### What you will do
Name every distinct identifier in the closures thread below that begins with a $, @, or & sigil.

-- START Given text --

On Thu, Jul 10, 2008 at 12:29:57AM -0400, Bob Rogers wrote:
> From: "Patrick R. Michaud" <[EMAIL PROTECTED]>
> Date: Wed, 9 Jul 2008 18:49:53 -0500
>
> On Wed, Jul 09, 2008 at 04:46:19PM -0400, Bob Rogers wrote:
> > Not true. The compiler always knows when it's compiling a closure. So
> > if, at the point of definition, the emitted code does:
> > foo_closure = newclosure foo_sub
> > set_hll_global 'foo', foo_closure
> > then the compiler doesn't have to treat calls to "foo" specially.
>
> Yes; because I think that is what the code means. Indeed, I think you
> yourself have already suggest that making closures in a loop requires
> newclosure anyway [0]. Or are you saying that this case is different?
I think misread what you originally wrote, not seeing the difference
between 'foo_sub' and the global 'foo'. Sorry about that.
> Shouldn't
> for 1..10 -> $x {
> sub foo() { say $x; }
> push(@foos, \&foo);
> }
> produce the same result as
> for 1..10 -> $x {
> my $foo = sub { say $x; };
> push(@foos, $foo);
> }
> modulo global namespace mangling (and broken Perl 6 syntax)? And if
> not, why not?
Yes, the two examples above would be the effectively the same, but
neither of them are the same as my original. Perl 6 recognizes
taking a closure at the point where a sub is referenced (used as an rvalue),
so in the first example we would do the newclosure at the &foo
reference inside the push() call, the second example we would do
the newclosure as part of the "my $foo" assignment. But according to
Synopsis 4 [1], if we simply define foo and call it directly
(as opposed to taking a reference), we don't take that snapshot of its
lexical scope. (I'm making the leap that "takes a snapshot" in the
Synopsis means "newclosure" in Parrot.)

-- END Given text --
-- START Stored data --

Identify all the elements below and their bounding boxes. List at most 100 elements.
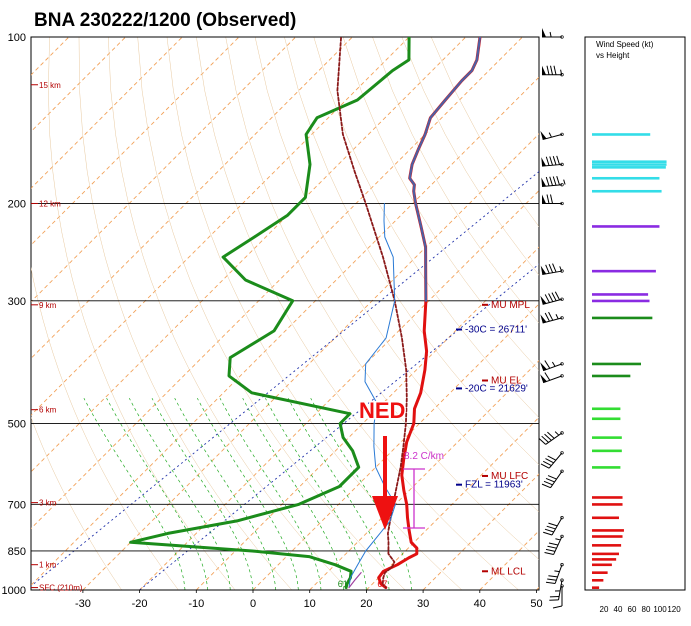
wind-barb xyxy=(538,431,564,445)
wind-barb-full xyxy=(556,176,560,186)
wind-barb-flag xyxy=(540,374,547,383)
ned-annotation: NED xyxy=(358,397,407,530)
wind-barb-full xyxy=(544,360,551,369)
wind-barb-full xyxy=(548,542,559,546)
wind-barb-full xyxy=(548,311,554,321)
wind-barb-full xyxy=(544,433,552,441)
wind-speed-bar xyxy=(592,293,649,296)
annotation-label: MU EL xyxy=(491,376,522,387)
wind-barb-half xyxy=(551,361,556,367)
wind-speed-bar xyxy=(592,529,624,532)
wind-barb xyxy=(541,176,566,187)
wind-speed-bar xyxy=(592,544,622,547)
dry-adiabat-line xyxy=(284,37,539,466)
wind-barb-full xyxy=(552,156,557,166)
wind-barb xyxy=(541,155,564,167)
wind-speed-bars xyxy=(592,133,667,589)
wind-barb xyxy=(542,194,564,206)
wind-panel-title-1: Wind Speed (kt) xyxy=(596,40,654,49)
moist-adiabat-line xyxy=(287,398,390,590)
wind-speed-bar xyxy=(592,558,617,561)
dry-adiabat-line xyxy=(401,37,539,276)
wind-barb-flag xyxy=(542,28,546,37)
wind-barb-full xyxy=(548,263,554,273)
wind-barb-full xyxy=(553,65,557,75)
wind-barb-full xyxy=(554,291,561,301)
isotherm-line xyxy=(31,37,523,530)
wind-barb-full xyxy=(556,155,560,165)
sounding-series-line xyxy=(408,37,482,302)
wind-barb-station xyxy=(560,297,564,301)
annotation-label: FZL = 11963' xyxy=(465,480,523,491)
wind-barb-full xyxy=(549,156,554,166)
wind-barb xyxy=(540,291,564,305)
wind-barb-flag xyxy=(541,177,547,187)
isotherm-line xyxy=(31,37,353,360)
wind-barb xyxy=(542,65,564,77)
pressure-tick-label: 850 xyxy=(8,546,26,558)
wind-speed-bar xyxy=(592,563,612,567)
wind-barb-full xyxy=(545,264,550,274)
wind-barb-full xyxy=(547,578,557,581)
wind-barb-full xyxy=(544,372,551,381)
wind-barb-station xyxy=(560,431,564,435)
wind-barb-full xyxy=(548,522,558,527)
wind-speed-bar xyxy=(592,586,600,589)
wind-barb xyxy=(542,28,564,39)
wind-barb-half xyxy=(549,31,552,38)
wind-speed-bar xyxy=(592,449,622,453)
wind-barb-full xyxy=(547,545,557,549)
wind-speed-bar xyxy=(592,133,651,136)
lapse-rate-bracket: 8.2 C/km xyxy=(403,451,444,529)
wind-speed-bar xyxy=(592,166,666,169)
wind-barb-station xyxy=(560,35,564,39)
wind-speed-bar xyxy=(592,552,619,556)
wind-barb-full xyxy=(548,575,558,578)
wind-barb-full xyxy=(552,176,557,186)
wind-barb-full xyxy=(546,525,556,530)
temp-tick-label: 10 xyxy=(304,598,316,610)
dry-adiabat-line xyxy=(254,37,539,513)
temp-tick-label: 20 xyxy=(360,598,372,610)
wind-speed-tick-label: 120 xyxy=(667,605,681,614)
isotherm-line xyxy=(31,37,183,189)
wind-barb-station xyxy=(560,516,564,520)
wind-barb-station xyxy=(560,183,564,187)
wind-barb-flag xyxy=(542,65,546,75)
parcel-annotations: MU MPL -30C = 26711' MU EL-20C = 21629' MU … xyxy=(456,300,530,577)
temp-tick-label: 0 xyxy=(250,598,256,610)
wind-speed-panel-frame xyxy=(584,36,686,591)
wind-barb-full xyxy=(552,605,563,609)
mixing-ratio-line xyxy=(139,263,539,590)
wind-barb-staff xyxy=(543,375,563,384)
wind-barb-half xyxy=(563,179,566,185)
pressure-tick-label: 500 xyxy=(8,419,26,431)
annotation-label: MU MPL xyxy=(491,300,530,311)
sounding-series-line xyxy=(129,37,411,590)
wind-barb-flag xyxy=(540,130,547,140)
wind-barb-half xyxy=(548,132,552,138)
moist-adiabat-line xyxy=(174,398,277,590)
wind-barb-full xyxy=(545,477,555,483)
wind-speed-bar xyxy=(592,496,623,499)
wind-speed-bar xyxy=(592,535,623,538)
wind-barb-flag xyxy=(542,194,546,204)
wind-barb-flag xyxy=(541,157,547,167)
pressure-tick-label: 700 xyxy=(8,499,26,511)
wind-barb-station xyxy=(560,132,564,137)
wind-barb-full xyxy=(548,293,554,302)
height-label: 9 km xyxy=(39,301,57,310)
wind-barb-full xyxy=(544,294,550,303)
wind-speed-bar xyxy=(592,436,622,439)
wind-barb xyxy=(540,130,564,141)
temp-tick-label: -20 xyxy=(132,598,148,610)
wind-barb-station xyxy=(560,563,564,567)
wind-barb-staff xyxy=(543,363,563,372)
wind-barb-full xyxy=(545,548,556,552)
wind-speed-tick-label: 20 xyxy=(600,605,609,614)
wind-barb-full xyxy=(547,455,557,461)
wind-barb-half xyxy=(554,570,560,573)
wind-barb-full xyxy=(545,458,554,464)
height-label: 3 km xyxy=(39,499,57,508)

-- END Stored data --

### Solution to this problem
$x, @foos, $foo, &foo